● STATED GOAL
Could you write out every entry exactly as it stands?

● SUPPLIED DATA
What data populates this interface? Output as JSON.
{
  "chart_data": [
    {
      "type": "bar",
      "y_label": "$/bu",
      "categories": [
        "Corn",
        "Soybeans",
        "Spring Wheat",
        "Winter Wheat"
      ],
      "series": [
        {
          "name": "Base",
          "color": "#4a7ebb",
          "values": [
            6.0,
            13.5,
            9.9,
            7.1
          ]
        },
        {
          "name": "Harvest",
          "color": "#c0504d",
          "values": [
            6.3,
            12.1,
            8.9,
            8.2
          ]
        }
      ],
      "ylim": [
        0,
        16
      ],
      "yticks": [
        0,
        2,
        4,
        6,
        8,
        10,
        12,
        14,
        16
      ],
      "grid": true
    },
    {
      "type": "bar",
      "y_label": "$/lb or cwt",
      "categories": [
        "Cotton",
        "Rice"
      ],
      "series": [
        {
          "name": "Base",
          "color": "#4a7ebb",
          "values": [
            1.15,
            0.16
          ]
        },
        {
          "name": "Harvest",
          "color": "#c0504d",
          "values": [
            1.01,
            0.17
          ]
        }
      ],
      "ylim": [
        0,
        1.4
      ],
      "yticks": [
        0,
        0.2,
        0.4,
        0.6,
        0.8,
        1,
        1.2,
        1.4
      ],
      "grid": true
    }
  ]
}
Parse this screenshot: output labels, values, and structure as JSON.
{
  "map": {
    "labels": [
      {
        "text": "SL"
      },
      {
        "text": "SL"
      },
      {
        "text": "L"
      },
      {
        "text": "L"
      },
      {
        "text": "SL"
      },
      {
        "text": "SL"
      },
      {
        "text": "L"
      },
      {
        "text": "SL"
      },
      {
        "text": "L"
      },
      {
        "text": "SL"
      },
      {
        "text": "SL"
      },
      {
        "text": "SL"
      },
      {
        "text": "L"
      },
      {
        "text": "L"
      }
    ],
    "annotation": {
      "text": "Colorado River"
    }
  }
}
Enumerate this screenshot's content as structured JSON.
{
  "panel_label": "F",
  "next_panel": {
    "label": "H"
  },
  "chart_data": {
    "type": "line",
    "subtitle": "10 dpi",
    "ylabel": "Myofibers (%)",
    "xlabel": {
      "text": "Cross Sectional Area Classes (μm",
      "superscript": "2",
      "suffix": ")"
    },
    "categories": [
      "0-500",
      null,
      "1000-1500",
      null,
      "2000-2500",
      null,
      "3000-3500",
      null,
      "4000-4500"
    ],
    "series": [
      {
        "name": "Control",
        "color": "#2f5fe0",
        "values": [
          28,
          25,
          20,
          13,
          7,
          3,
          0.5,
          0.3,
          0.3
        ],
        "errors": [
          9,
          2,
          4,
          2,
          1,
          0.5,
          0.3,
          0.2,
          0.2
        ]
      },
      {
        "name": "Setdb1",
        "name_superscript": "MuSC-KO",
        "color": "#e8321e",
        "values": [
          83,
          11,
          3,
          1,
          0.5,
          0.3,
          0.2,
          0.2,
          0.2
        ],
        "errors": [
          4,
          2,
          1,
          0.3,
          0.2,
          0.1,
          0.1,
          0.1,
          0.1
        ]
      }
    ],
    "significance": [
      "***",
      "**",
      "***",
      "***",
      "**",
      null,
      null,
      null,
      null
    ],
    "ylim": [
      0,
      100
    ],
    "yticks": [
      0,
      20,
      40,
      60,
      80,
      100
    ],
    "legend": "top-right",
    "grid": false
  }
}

● ANSWER FOR THE TASK
What data populates this interface? Output as JSON.
{
  "chart_data": [
    {
      "type": "bar",
      "y_label": "$/bu",
      "categories": [
        "Corn",
        "Soybeans",
        "Spring Wheat",
        "Winter Wheat"
      ],
      "series": [
        {
          "name": "Base",
          "color": "#4a7ebb",
          "values": [
            6.0,
            13.5,
            9.9,
            7.1
          ]
        },
        {
          "name": "Harvest",
          "color": "#c0504d",
          "values": [
            6.3,
            12.1,
            8.9,
            8.2
          ]
        }
      ],
      "ylim": [
        0,
        16
      ],
      "yticks": [
        0,
        2,
        4,
        6,
        8,
        10,
        12,
        14,
        16
      ],
      "grid": true
    },
    {
      "type": "bar",
      "y_label": "$/lb or cwt",
      "categories": [
        "Cotton",
        "Rice"
      ],
      "series": [
        {
          "name": "Base",
          "color": "#4a7ebb",
          "values": [
            1.15,
            0.16
          ]
        },
        {
          "name": "Harvest",
          "color": "#c0504d",
          "values": [
            1.01,
            0.17
          ]
        }
      ],
      "ylim": [
        0,
        1.4
      ],
      "yticks": [
        0,
        0.2,
        0.4,
        0.6,
        0.8,
        1,
        1.2,
        1.4
      ],
      "grid": true
    }
  ]
}
Parse this screenshot: output labels, values, and structure as JSON.
{
  "map": {
    "labels": [
      {
        "text": "SL"
      },
      {
        "text": "SL"
      },
      {
        "text": "L"
      },
      {
        "text": "L"
      },
      {
        "text": "SL"
      },
      {
        "text": "SL"
      },
      {
        "text": "L"
      },
      {
        "text": "SL"
      },
      {
        "text": "L"
      },
      {
        "text": "SL"
      },
      {
        "text": "SL"
      },
      {
        "text": "SL"
      },
      {
        "text": "L"
      },
      {
        "text": "L"
      }
    ],
    "annotation": {
      "text": "Colorado River"
    }
  }
}
Enumerate this screenshot's content as structured JSON.
{
  "panel_label": "F",
  "next_panel": {
    "label": "H"
  },
  "chart_data": {
    "type": "line",
    "subtitle": "10 dpi",
    "ylabel": "Myofibers (%)",
    "xlabel": {
      "text": "Cross Sectional Area Classes (μm",
      "superscript": "2",
      "suffix": ")"
    },
    "categories": [
      "0-500",
      null,
      "1000-1500",
      null,
      "2000-2500",
      null,
      "3000-3500",
      null,
      "4000-4500"
    ],
    "series": [
      {
        "name": "Control",
        "color": "#2f5fe0",
        "values": [
          28,
          25,
          20,
          13,
          7,
          3,
          0.5,
          0.3,
          0.3
        ],
        "errors": [
          9,
          2,
          4,
          2,
          1,
          0.5,
          0.3,
          0.2,
          0.2
        ]
      },
      {
        "name": "Setdb1",
        "name_superscript": "MuSC-KO",
        "color": "#e8321e",
        "values": [
          83,
          11,
          3,
          1,
          0.5,
          0.3,
          0.2,
          0.2,
          0.2
        ],
        "errors": [
          4,
          2,
          1,
          0.3,
          0.2,
          0.1,
          0.1,
          0.1,
          0.1
        ]
      }
    ],
    "significance": [
      "***",
      "**",
      "***",
      "***",
      "**",
      null,
      null,
      null,
      null
    ],
    "ylim": [
      0,
      100
    ],
    "yticks": [
      0,
      20,
      40,
      60,
      80,
      100
    ],
    "legend": "top-right",
    "grid": false
  }
}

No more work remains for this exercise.